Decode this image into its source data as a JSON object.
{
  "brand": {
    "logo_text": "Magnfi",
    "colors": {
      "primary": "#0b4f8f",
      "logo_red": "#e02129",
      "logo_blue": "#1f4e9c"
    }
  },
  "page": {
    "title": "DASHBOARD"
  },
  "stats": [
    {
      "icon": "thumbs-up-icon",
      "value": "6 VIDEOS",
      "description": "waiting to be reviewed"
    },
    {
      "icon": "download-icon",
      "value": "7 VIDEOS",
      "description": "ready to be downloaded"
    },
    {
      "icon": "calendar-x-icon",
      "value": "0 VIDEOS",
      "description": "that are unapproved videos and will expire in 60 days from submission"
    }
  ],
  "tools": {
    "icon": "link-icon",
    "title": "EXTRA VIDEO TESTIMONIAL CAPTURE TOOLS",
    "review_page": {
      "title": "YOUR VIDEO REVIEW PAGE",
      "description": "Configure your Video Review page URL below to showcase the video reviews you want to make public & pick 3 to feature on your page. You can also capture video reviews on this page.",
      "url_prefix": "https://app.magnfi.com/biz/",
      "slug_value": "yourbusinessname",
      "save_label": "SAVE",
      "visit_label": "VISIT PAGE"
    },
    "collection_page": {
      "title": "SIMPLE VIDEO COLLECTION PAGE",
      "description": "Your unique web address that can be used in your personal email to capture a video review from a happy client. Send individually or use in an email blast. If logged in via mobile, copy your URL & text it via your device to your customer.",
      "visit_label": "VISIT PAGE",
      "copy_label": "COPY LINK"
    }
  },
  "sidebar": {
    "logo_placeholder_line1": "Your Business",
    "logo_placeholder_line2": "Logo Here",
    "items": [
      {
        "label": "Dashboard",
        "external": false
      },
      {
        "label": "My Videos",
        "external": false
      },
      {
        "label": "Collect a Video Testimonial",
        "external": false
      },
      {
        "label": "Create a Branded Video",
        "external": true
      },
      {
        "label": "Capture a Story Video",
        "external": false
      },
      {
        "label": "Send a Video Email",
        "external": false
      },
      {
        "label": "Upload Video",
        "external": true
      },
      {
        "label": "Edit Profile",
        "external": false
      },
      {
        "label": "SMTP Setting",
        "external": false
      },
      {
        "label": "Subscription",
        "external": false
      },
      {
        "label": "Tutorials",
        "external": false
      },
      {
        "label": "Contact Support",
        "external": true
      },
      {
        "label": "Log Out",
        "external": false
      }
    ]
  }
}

+-------+

## [Given exercise]
Search the listing for the string "Send". Copy each line where it turns up.

## [Expected output]
      "description": "Your unique web address that can be used in your personal email to capture a video review from a happy client. Send individually or use in an email blast. If logged in via mobile, copy your URL & text it via your device to your customer.",
        "label": "Send a Video Email",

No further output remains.